(WHAT NEEDS TO BE DONE)
Exactly repeat all the records below, omitting the images they hold.

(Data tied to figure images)
******************************

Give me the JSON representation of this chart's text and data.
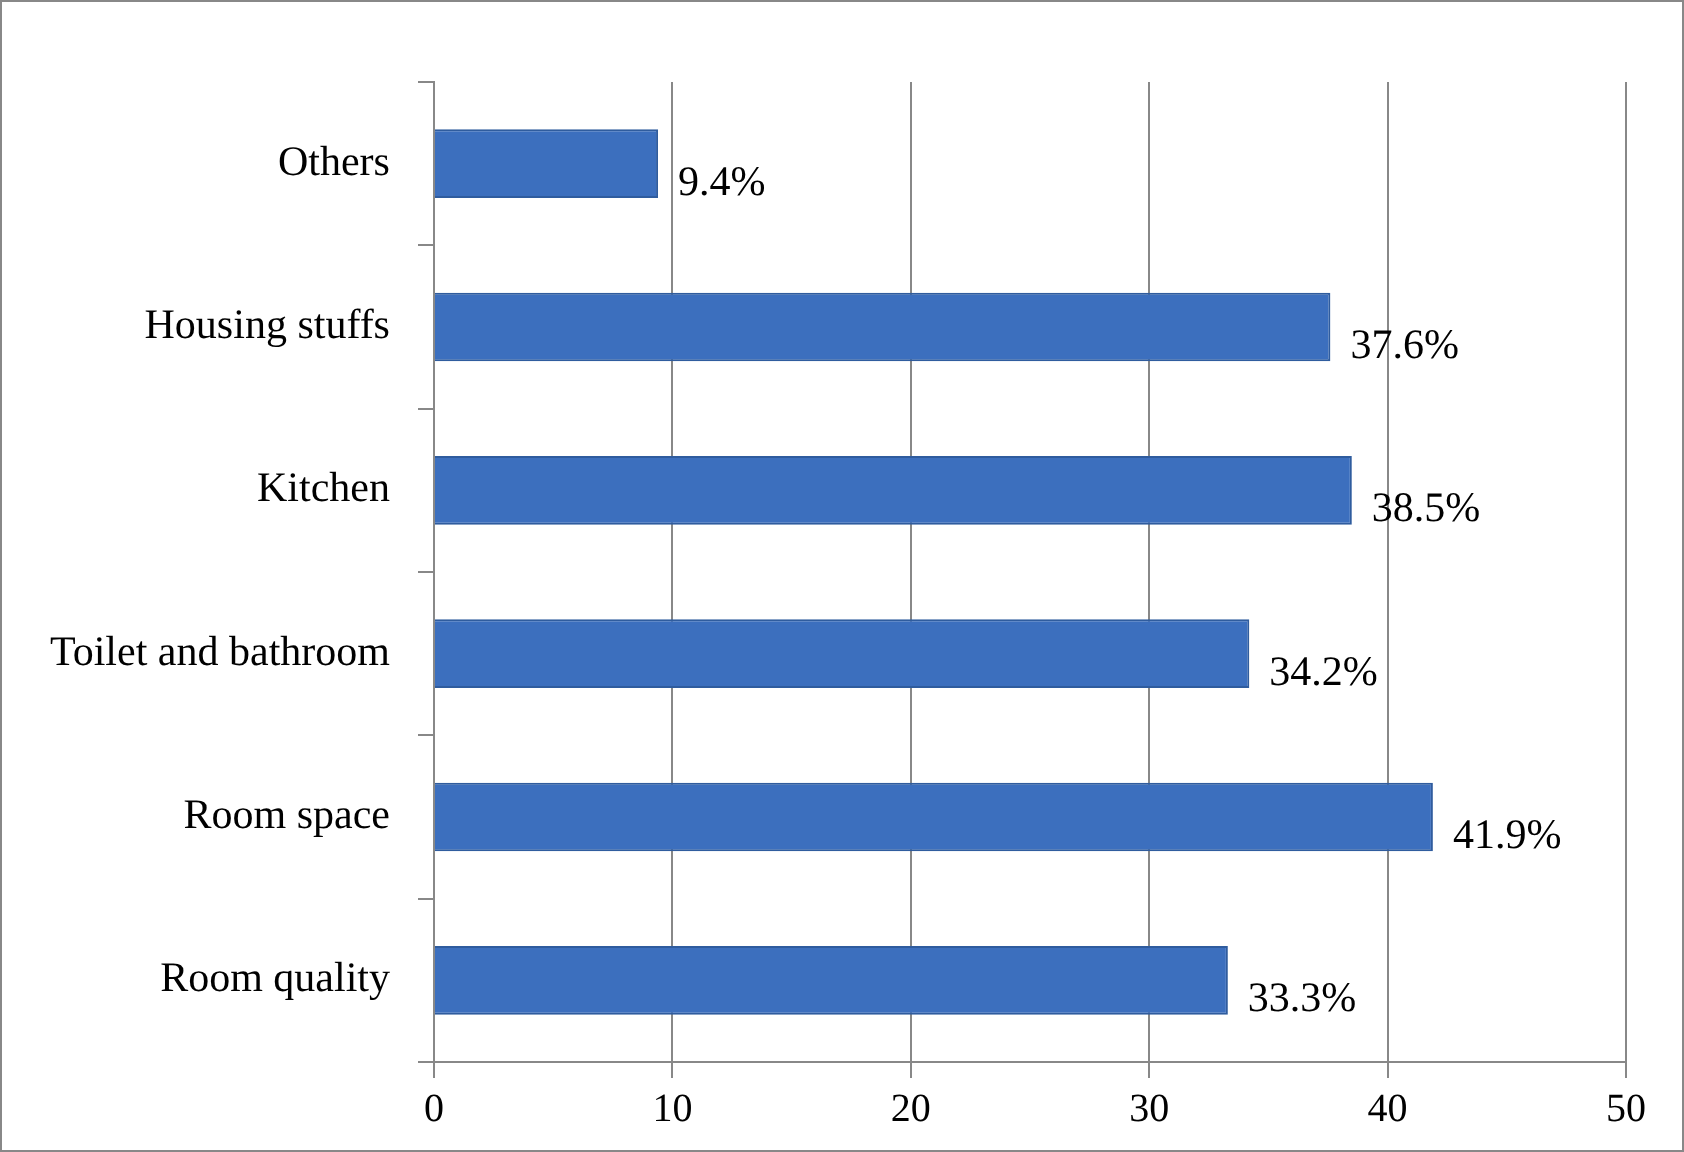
{
  "chart_data": {
    "type": "bar",
    "orientation": "horizontal",
    "categories": [
      "Others",
      "Housing stuffs",
      "Kitchen",
      "Toilet and bathroom",
      "Room space",
      "Room quality"
    ],
    "values": [
      9.4,
      37.6,
      38.5,
      34.2,
      41.9,
      33.3
    ],
    "value_labels": [
      "9.4%",
      "37.6%",
      "38.5%",
      "34.2%",
      "41.9%",
      "33.3%"
    ],
    "color": "#3c6fbe",
    "xlim": [
      0,
      50
    ],
    "xticks": [
      0,
      10,
      20,
      30,
      40,
      50
    ],
    "grid": "x",
    "legend": false
  }
}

******************************

(WRITTEN RESPONSE)
Give me the JSON representation of this chart's text and data.
{
  "chart_data": {
    "type": "bar",
    "orientation": "horizontal",
    "categories": [
      "Others",
      "Housing stuffs",
      "Kitchen",
      "Toilet and bathroom",
      "Room space",
      "Room quality"
    ],
    "values": [
      9.4,
      37.6,
      38.5,
      34.2,
      41.9,
      33.3
    ],
    "value_labels": [
      "9.4%",
      "37.6%",
      "38.5%",
      "34.2%",
      "41.9%",
      "33.3%"
    ],
    "color": "#3c6fbe",
    "xlim": [
      0,
      50
    ],
    "xticks": [
      0,
      10,
      20,
      30,
      40,
      50
    ],
    "grid": "x",
    "legend": false
  }
}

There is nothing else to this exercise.